[start of Input data]

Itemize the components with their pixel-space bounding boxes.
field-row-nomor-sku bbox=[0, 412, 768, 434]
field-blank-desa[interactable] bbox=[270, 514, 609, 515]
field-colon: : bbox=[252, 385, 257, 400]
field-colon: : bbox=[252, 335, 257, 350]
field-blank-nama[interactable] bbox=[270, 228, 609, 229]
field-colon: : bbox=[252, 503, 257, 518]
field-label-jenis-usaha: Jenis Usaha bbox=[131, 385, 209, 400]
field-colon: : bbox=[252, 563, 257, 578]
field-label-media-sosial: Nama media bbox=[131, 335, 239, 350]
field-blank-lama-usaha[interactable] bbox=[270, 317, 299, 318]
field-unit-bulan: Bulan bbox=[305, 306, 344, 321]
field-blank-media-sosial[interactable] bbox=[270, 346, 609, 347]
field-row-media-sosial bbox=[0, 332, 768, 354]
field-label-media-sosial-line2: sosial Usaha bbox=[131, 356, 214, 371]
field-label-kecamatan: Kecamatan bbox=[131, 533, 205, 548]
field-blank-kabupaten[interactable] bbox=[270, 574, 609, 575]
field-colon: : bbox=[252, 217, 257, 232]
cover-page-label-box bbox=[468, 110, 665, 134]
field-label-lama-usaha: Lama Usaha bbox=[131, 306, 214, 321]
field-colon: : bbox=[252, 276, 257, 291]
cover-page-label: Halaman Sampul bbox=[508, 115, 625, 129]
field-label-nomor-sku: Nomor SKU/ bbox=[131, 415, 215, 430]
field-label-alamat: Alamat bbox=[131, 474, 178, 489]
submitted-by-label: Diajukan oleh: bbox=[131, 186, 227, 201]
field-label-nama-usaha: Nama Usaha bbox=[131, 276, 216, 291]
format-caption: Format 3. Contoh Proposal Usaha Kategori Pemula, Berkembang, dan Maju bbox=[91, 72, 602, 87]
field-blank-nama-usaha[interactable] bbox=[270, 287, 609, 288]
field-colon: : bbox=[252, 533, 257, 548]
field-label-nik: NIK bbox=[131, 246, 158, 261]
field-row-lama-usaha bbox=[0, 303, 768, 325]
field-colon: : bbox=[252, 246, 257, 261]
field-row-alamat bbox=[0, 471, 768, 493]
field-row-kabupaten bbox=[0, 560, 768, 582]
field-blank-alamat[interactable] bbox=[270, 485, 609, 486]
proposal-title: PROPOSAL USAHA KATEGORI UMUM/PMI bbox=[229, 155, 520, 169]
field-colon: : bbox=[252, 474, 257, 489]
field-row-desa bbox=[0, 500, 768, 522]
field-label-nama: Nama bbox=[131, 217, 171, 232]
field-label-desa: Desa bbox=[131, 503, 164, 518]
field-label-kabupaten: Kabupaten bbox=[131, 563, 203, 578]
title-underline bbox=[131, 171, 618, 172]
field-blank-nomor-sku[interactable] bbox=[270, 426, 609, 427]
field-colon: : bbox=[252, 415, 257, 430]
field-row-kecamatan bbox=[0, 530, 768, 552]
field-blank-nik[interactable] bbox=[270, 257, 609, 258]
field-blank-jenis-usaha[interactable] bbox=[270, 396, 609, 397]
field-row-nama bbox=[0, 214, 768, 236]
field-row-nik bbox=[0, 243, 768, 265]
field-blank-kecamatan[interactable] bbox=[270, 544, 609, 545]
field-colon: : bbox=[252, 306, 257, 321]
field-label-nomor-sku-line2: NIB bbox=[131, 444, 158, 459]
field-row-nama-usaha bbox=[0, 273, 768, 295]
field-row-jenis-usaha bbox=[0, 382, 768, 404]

[end of Input data]

Copy every line of the listing above word for word, with no changes.

Problem solution ▸
Itemize the components with their pixel-space bounding boxes.
field-row-nomor-sku bbox=[0, 412, 768, 434]
field-blank-desa[interactable] bbox=[270, 514, 609, 515]
field-colon: : bbox=[252, 385, 257, 400]
field-colon: : bbox=[252, 335, 257, 350]
field-blank-nama[interactable] bbox=[270, 228, 609, 229]
field-colon: : bbox=[252, 503, 257, 518]
field-label-jenis-usaha: Jenis Usaha bbox=[131, 385, 209, 400]
field-colon: : bbox=[252, 563, 257, 578]
field-label-media-sosial: Nama media bbox=[131, 335, 239, 350]
field-blank-lama-usaha[interactable] bbox=[270, 317, 299, 318]
field-unit-bulan: Bulan bbox=[305, 306, 344, 321]
field-blank-media-sosial[interactable] bbox=[270, 346, 609, 347]
field-row-media-sosial bbox=[0, 332, 768, 354]
field-label-media-sosial-line2: sosial Usaha bbox=[131, 356, 214, 371]
field-label-kecamatan: Kecamatan bbox=[131, 533, 205, 548]
field-blank-kabupaten[interactable] bbox=[270, 574, 609, 575]
field-colon: : bbox=[252, 217, 257, 232]
cover-page-label-box bbox=[468, 110, 665, 134]
field-label-lama-usaha: Lama Usaha bbox=[131, 306, 214, 321]
field-colon: : bbox=[252, 276, 257, 291]
cover-page-label: Halaman Sampul bbox=[508, 115, 625, 129]
field-label-nomor-sku: Nomor SKU/ bbox=[131, 415, 215, 430]
field-label-alamat: Alamat bbox=[131, 474, 178, 489]
submitted-by-label: Diajukan oleh: bbox=[131, 186, 227, 201]
field-label-nama-usaha: Nama Usaha bbox=[131, 276, 216, 291]
format-caption: Format 3. Contoh Proposal Usaha Kategori Pemula, Berkembang, dan Maju bbox=[91, 72, 602, 87]
field-blank-nama-usaha[interactable] bbox=[270, 287, 609, 288]
field-colon: : bbox=[252, 533, 257, 548]
field-label-nik: NIK bbox=[131, 246, 158, 261]
field-row-lama-usaha bbox=[0, 303, 768, 325]
field-colon: : bbox=[252, 246, 257, 261]
field-row-alamat bbox=[0, 471, 768, 493]
field-row-kabupaten bbox=[0, 560, 768, 582]
field-blank-alamat[interactable] bbox=[270, 485, 609, 486]
proposal-title: PROPOSAL USAHA KATEGORI UMUM/PMI bbox=[229, 155, 520, 169]
field-colon: : bbox=[252, 474, 257, 489]
field-row-desa bbox=[0, 500, 768, 522]
field-label-nama: Nama bbox=[131, 217, 171, 232]
field-label-desa: Desa bbox=[131, 503, 164, 518]
field-label-kabupaten: Kabupaten bbox=[131, 563, 203, 578]
title-underline bbox=[131, 171, 618, 172]
field-blank-nomor-sku[interactable] bbox=[270, 426, 609, 427]
field-colon: : bbox=[252, 415, 257, 430]
field-row-kecamatan bbox=[0, 530, 768, 552]
field-blank-nik[interactable] bbox=[270, 257, 609, 258]
field-blank-jenis-usaha[interactable] bbox=[270, 396, 609, 397]
field-row-nama bbox=[0, 214, 768, 236]
field-row-nik bbox=[0, 243, 768, 265]
field-blank-kecamatan[interactable] bbox=[270, 544, 609, 545]
field-colon: : bbox=[252, 306, 257, 321]
field-label-nomor-sku-line2: NIB bbox=[131, 444, 158, 459]
field-row-nama-usaha bbox=[0, 273, 768, 295]
field-row-jenis-usaha bbox=[0, 382, 768, 404]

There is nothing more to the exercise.